%%

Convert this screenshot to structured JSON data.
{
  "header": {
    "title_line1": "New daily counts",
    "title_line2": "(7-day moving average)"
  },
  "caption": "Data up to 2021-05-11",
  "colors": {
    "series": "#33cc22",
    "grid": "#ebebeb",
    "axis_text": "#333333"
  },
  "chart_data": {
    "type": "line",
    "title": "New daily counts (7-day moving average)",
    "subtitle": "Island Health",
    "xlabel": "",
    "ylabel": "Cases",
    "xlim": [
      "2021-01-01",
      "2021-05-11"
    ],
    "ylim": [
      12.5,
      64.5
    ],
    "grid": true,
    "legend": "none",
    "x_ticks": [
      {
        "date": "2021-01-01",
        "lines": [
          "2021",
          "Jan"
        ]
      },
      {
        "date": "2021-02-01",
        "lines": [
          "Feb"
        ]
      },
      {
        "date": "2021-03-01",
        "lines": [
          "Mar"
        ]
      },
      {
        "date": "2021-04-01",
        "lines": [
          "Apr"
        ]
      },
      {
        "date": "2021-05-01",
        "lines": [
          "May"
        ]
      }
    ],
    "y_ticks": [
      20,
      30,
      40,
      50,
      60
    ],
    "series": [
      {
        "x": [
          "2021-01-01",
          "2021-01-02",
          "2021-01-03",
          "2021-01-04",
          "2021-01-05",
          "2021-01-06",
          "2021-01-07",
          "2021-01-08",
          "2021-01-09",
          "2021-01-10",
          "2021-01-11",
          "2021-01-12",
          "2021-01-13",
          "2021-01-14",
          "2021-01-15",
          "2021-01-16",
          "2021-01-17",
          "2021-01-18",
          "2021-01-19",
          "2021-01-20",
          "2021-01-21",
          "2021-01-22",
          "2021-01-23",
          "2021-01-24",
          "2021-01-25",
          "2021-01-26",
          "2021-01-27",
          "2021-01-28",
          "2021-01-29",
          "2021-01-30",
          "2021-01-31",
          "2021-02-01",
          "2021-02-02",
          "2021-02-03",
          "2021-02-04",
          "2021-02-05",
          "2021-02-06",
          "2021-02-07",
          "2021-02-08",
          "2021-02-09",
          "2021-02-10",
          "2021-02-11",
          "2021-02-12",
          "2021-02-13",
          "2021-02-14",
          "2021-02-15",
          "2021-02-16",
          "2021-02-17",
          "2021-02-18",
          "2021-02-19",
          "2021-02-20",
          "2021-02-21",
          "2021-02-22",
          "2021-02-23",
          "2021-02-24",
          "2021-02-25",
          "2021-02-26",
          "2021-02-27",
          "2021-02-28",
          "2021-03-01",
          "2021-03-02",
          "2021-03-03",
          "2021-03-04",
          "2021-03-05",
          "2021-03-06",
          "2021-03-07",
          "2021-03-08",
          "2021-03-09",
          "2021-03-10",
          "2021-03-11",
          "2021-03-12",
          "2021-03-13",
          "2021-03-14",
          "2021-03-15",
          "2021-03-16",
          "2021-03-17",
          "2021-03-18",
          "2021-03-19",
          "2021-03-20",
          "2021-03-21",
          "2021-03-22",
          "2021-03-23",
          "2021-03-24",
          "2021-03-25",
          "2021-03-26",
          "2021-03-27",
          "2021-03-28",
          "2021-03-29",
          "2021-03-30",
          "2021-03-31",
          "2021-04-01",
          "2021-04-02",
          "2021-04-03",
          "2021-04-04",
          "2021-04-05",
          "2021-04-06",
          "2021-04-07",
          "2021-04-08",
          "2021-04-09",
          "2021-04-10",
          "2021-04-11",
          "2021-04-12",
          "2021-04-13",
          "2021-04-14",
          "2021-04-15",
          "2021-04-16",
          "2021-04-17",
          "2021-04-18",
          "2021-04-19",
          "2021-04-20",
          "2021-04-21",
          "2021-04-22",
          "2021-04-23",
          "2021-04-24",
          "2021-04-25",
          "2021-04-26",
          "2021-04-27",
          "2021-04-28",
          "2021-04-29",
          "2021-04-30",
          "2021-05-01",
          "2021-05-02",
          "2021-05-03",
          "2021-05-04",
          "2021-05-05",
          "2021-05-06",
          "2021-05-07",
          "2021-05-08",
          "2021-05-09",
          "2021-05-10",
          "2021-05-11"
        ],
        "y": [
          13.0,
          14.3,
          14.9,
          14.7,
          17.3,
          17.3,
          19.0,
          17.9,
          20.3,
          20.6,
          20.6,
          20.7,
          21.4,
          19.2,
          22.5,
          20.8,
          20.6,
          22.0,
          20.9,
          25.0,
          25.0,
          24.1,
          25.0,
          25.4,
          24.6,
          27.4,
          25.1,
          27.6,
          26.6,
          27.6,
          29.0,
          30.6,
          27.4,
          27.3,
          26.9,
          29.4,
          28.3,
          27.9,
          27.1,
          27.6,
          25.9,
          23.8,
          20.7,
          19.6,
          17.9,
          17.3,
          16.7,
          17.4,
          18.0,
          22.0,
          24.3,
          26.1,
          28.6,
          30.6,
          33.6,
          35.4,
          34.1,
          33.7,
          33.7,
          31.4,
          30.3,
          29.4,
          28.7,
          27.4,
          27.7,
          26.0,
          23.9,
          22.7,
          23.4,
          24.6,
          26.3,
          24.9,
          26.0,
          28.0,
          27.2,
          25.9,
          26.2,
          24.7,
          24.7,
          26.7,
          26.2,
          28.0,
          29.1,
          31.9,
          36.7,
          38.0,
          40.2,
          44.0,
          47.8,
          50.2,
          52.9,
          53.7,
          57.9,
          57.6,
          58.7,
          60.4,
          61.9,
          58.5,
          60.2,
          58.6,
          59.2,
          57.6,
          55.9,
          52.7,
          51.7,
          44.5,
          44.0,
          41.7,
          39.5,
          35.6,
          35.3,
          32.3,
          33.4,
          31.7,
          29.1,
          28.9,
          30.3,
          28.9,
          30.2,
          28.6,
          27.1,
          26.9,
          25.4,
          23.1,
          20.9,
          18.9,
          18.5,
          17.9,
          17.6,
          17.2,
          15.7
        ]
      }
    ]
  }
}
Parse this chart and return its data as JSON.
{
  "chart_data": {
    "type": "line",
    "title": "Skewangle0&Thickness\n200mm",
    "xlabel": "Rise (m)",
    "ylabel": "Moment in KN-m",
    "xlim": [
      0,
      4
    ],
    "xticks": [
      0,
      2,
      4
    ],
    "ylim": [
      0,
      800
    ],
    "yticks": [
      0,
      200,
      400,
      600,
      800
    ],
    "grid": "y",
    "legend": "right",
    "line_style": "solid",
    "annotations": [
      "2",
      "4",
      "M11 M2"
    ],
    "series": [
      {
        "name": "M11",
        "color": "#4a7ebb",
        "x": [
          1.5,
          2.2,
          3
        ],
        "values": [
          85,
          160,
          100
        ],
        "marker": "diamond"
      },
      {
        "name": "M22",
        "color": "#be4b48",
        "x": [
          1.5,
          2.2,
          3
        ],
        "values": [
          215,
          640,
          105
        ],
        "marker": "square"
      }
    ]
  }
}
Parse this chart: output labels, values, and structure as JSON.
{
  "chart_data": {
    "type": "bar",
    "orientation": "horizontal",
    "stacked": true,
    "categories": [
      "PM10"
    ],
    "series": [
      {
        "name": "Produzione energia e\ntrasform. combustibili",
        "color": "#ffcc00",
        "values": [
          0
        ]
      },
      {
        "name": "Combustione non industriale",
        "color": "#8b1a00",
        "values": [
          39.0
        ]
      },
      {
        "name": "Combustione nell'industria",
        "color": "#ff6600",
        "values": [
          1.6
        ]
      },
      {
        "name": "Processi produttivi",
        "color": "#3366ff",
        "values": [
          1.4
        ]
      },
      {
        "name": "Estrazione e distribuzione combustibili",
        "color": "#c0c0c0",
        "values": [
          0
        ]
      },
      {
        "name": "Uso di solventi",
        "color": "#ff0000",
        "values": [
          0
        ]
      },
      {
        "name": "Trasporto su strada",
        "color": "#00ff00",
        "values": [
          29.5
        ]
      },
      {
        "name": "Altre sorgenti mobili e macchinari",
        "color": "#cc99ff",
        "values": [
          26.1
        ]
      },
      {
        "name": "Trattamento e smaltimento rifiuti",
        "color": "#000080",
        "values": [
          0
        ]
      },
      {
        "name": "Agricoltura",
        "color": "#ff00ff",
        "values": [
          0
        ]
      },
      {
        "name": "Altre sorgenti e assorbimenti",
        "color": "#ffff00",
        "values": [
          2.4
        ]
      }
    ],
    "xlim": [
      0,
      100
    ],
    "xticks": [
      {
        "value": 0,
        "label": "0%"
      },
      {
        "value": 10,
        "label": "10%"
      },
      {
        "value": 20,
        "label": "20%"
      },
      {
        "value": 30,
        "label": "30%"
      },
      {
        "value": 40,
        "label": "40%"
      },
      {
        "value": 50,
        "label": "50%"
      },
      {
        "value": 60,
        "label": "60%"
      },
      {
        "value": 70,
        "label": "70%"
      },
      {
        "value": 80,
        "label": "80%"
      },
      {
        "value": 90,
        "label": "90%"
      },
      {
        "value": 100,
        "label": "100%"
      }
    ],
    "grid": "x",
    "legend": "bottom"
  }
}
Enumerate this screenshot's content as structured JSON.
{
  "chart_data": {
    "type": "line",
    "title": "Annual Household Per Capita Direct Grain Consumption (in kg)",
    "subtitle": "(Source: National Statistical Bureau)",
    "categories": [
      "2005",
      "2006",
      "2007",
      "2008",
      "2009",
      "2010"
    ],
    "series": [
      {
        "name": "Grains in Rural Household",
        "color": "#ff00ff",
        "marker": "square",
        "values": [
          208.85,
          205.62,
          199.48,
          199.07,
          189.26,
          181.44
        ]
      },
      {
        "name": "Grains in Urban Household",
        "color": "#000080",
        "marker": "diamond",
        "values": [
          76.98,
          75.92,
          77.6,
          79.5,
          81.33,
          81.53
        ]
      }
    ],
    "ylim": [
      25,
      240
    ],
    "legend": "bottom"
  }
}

%%

Stated task =
Select every line of the material above holding the word "Household" and copy it.

The answer =
    "title": "Annual Household Per Capita Direct Grain Consumption (in kg)",
        "name": "Grains in Rural Household",
        "name": "Grains in Urban Household",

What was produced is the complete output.